Task description:
Copy every line of the records below verbatim, omitting the pictures.

Exercise inputs:
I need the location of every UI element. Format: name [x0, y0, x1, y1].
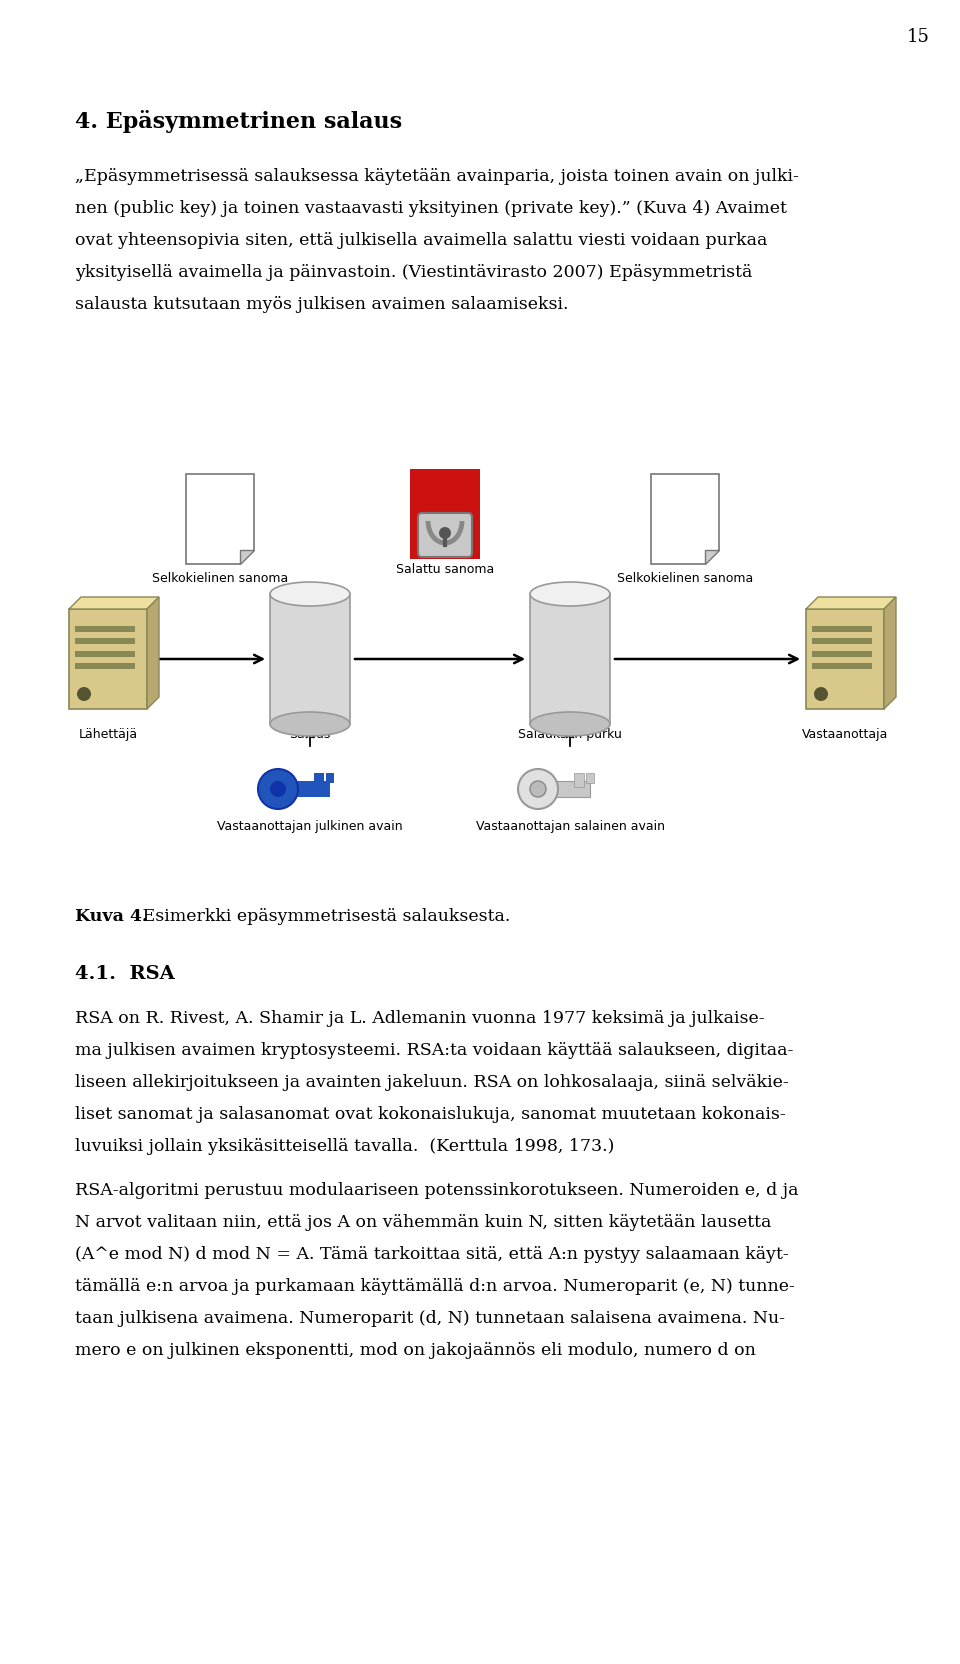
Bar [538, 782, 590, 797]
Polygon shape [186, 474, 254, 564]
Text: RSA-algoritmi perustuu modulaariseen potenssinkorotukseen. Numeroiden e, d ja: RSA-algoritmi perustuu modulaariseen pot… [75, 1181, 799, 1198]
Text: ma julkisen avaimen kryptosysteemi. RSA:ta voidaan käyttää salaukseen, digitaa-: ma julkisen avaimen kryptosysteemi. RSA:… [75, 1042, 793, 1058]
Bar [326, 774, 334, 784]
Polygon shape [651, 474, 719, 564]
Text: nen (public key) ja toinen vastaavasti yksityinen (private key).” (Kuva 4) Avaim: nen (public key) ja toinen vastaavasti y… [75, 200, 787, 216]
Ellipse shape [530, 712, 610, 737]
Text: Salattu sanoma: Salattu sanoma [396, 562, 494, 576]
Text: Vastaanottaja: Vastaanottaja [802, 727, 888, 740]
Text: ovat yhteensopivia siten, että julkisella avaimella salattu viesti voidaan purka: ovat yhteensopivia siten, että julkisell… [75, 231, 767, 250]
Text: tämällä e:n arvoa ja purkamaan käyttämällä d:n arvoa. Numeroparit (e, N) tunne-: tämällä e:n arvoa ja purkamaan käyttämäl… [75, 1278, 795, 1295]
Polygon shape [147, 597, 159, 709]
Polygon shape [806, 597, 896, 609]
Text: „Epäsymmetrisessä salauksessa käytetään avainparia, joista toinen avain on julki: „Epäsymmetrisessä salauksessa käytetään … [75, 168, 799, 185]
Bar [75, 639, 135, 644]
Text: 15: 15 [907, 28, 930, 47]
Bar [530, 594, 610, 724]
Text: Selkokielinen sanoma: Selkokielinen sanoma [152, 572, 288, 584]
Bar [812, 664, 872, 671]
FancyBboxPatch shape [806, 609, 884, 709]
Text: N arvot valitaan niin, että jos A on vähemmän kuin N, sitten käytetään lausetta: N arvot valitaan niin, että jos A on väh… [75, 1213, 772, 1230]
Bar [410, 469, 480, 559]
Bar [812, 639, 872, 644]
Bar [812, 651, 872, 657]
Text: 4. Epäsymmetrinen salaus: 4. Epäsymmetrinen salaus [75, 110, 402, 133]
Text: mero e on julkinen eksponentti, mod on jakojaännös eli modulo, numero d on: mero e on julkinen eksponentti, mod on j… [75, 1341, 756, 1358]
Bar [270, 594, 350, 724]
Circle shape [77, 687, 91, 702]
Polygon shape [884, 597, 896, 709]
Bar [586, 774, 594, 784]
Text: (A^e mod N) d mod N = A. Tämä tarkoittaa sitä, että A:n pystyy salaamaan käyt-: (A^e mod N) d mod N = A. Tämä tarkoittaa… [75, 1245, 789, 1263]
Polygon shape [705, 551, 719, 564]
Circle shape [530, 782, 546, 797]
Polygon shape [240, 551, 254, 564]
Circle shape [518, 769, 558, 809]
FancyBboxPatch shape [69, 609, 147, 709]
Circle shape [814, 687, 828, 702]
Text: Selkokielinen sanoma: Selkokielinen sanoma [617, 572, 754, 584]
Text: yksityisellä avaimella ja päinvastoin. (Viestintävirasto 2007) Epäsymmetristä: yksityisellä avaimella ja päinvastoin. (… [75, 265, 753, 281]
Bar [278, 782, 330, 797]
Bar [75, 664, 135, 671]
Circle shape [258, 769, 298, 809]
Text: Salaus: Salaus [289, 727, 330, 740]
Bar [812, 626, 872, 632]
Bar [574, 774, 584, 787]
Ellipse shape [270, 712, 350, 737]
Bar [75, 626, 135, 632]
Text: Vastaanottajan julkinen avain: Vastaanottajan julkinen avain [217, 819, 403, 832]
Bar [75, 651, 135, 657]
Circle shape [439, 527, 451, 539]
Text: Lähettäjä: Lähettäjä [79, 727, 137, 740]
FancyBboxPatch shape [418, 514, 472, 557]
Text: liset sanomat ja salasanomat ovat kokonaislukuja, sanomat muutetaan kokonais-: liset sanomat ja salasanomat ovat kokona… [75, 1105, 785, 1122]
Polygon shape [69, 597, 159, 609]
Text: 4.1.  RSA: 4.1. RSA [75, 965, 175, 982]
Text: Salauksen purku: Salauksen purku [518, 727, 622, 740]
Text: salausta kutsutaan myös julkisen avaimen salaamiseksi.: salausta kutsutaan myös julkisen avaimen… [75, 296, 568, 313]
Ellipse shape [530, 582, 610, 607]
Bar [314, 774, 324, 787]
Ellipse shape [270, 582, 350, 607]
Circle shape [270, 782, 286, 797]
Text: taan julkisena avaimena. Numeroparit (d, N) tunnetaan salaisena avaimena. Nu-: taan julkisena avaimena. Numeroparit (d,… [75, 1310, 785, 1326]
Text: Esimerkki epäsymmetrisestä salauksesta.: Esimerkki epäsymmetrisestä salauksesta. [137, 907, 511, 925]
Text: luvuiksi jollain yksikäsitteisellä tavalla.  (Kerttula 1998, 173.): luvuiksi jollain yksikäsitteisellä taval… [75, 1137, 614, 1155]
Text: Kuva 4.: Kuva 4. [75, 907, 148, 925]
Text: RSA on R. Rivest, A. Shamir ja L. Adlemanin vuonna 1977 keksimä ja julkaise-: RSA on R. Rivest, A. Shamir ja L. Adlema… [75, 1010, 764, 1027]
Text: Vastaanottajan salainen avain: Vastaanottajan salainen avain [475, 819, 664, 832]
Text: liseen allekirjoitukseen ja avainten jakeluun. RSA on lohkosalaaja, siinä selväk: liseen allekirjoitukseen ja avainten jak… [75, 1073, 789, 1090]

Response:
I need the location of every UI element. Format: name [x0, y0, x1, y1].
Bar [538, 782, 590, 797]
Polygon shape [186, 474, 254, 564]
Text: RSA-algoritmi perustuu modulaariseen potenssinkorotukseen. Numeroiden e, d ja: RSA-algoritmi perustuu modulaariseen pot… [75, 1181, 799, 1198]
Text: ma julkisen avaimen kryptosysteemi. RSA:ta voidaan käyttää salaukseen, digitaa-: ma julkisen avaimen kryptosysteemi. RSA:… [75, 1042, 793, 1058]
Bar [326, 774, 334, 784]
Polygon shape [651, 474, 719, 564]
Text: nen (public key) ja toinen vastaavasti yksityinen (private key).” (Kuva 4) Avaim: nen (public key) ja toinen vastaavasti y… [75, 200, 787, 216]
Ellipse shape [530, 712, 610, 737]
Text: Salattu sanoma: Salattu sanoma [396, 562, 494, 576]
Text: Vastaanottaja: Vastaanottaja [802, 727, 888, 740]
Text: ovat yhteensopivia siten, että julkisella avaimella salattu viesti voidaan purka: ovat yhteensopivia siten, että julkisell… [75, 231, 767, 250]
Text: tämällä e:n arvoa ja purkamaan käyttämällä d:n arvoa. Numeroparit (e, N) tunne-: tämällä e:n arvoa ja purkamaan käyttämäl… [75, 1278, 795, 1295]
Polygon shape [147, 597, 159, 709]
Polygon shape [806, 597, 896, 609]
Text: „Epäsymmetrisessä salauksessa käytetään avainparia, joista toinen avain on julki: „Epäsymmetrisessä salauksessa käytetään … [75, 168, 799, 185]
Bar [75, 639, 135, 644]
Text: 15: 15 [907, 28, 930, 47]
Bar [530, 594, 610, 724]
Text: Selkokielinen sanoma: Selkokielinen sanoma [152, 572, 288, 584]
Bar [812, 664, 872, 671]
FancyBboxPatch shape [806, 609, 884, 709]
Text: N arvot valitaan niin, että jos A on vähemmän kuin N, sitten käytetään lausetta: N arvot valitaan niin, että jos A on väh… [75, 1213, 772, 1230]
Bar [410, 469, 480, 559]
Bar [812, 639, 872, 644]
Bar [812, 651, 872, 657]
Text: 4. Epäsymmetrinen salaus: 4. Epäsymmetrinen salaus [75, 110, 402, 133]
Text: mero e on julkinen eksponentti, mod on jakojaännös eli modulo, numero d on: mero e on julkinen eksponentti, mod on j… [75, 1341, 756, 1358]
Bar [270, 594, 350, 724]
Circle shape [77, 687, 91, 702]
Polygon shape [884, 597, 896, 709]
Bar [586, 774, 594, 784]
Text: (A^e mod N) d mod N = A. Tämä tarkoittaa sitä, että A:n pystyy salaamaan käyt-: (A^e mod N) d mod N = A. Tämä tarkoittaa… [75, 1245, 789, 1263]
Polygon shape [705, 551, 719, 564]
Circle shape [530, 782, 546, 797]
Polygon shape [240, 551, 254, 564]
Circle shape [518, 769, 558, 809]
FancyBboxPatch shape [69, 609, 147, 709]
Circle shape [814, 687, 828, 702]
Text: Selkokielinen sanoma: Selkokielinen sanoma [617, 572, 754, 584]
Text: yksityisellä avaimella ja päinvastoin. (Viestintävirasto 2007) Epäsymmetristä: yksityisellä avaimella ja päinvastoin. (… [75, 265, 753, 281]
Bar [278, 782, 330, 797]
Bar [75, 664, 135, 671]
Circle shape [258, 769, 298, 809]
Text: Salaus: Salaus [289, 727, 330, 740]
Bar [812, 626, 872, 632]
Bar [574, 774, 584, 787]
Ellipse shape [270, 712, 350, 737]
Bar [75, 626, 135, 632]
Text: Vastaanottajan julkinen avain: Vastaanottajan julkinen avain [217, 819, 403, 832]
Bar [75, 651, 135, 657]
Circle shape [439, 527, 451, 539]
Text: Lähettäjä: Lähettäjä [79, 727, 137, 740]
FancyBboxPatch shape [418, 514, 472, 557]
Text: liset sanomat ja salasanomat ovat kokonaislukuja, sanomat muutetaan kokonais-: liset sanomat ja salasanomat ovat kokona… [75, 1105, 785, 1122]
Polygon shape [69, 597, 159, 609]
Text: 4.1.  RSA: 4.1. RSA [75, 965, 175, 982]
Text: Salauksen purku: Salauksen purku [518, 727, 622, 740]
Text: salausta kutsutaan myös julkisen avaimen salaamiseksi.: salausta kutsutaan myös julkisen avaimen… [75, 296, 568, 313]
Ellipse shape [530, 582, 610, 607]
Bar [314, 774, 324, 787]
Ellipse shape [270, 582, 350, 607]
Circle shape [270, 782, 286, 797]
Text: taan julkisena avaimena. Numeroparit (d, N) tunnetaan salaisena avaimena. Nu-: taan julkisena avaimena. Numeroparit (d,… [75, 1310, 785, 1326]
Text: Esimerkki epäsymmetrisestä salauksesta.: Esimerkki epäsymmetrisestä salauksesta. [137, 907, 511, 925]
Text: luvuiksi jollain yksikäsitteisellä tavalla.  (Kerttula 1998, 173.): luvuiksi jollain yksikäsitteisellä taval… [75, 1137, 614, 1155]
Text: Kuva 4.: Kuva 4. [75, 907, 148, 925]
Text: RSA on R. Rivest, A. Shamir ja L. Adlemanin vuonna 1977 keksimä ja julkaise-: RSA on R. Rivest, A. Shamir ja L. Adlema… [75, 1010, 764, 1027]
Text: Vastaanottajan salainen avain: Vastaanottajan salainen avain [475, 819, 664, 832]
Text: liseen allekirjoitukseen ja avainten jakeluun. RSA on lohkosalaaja, siinä selväk: liseen allekirjoitukseen ja avainten jak… [75, 1073, 789, 1090]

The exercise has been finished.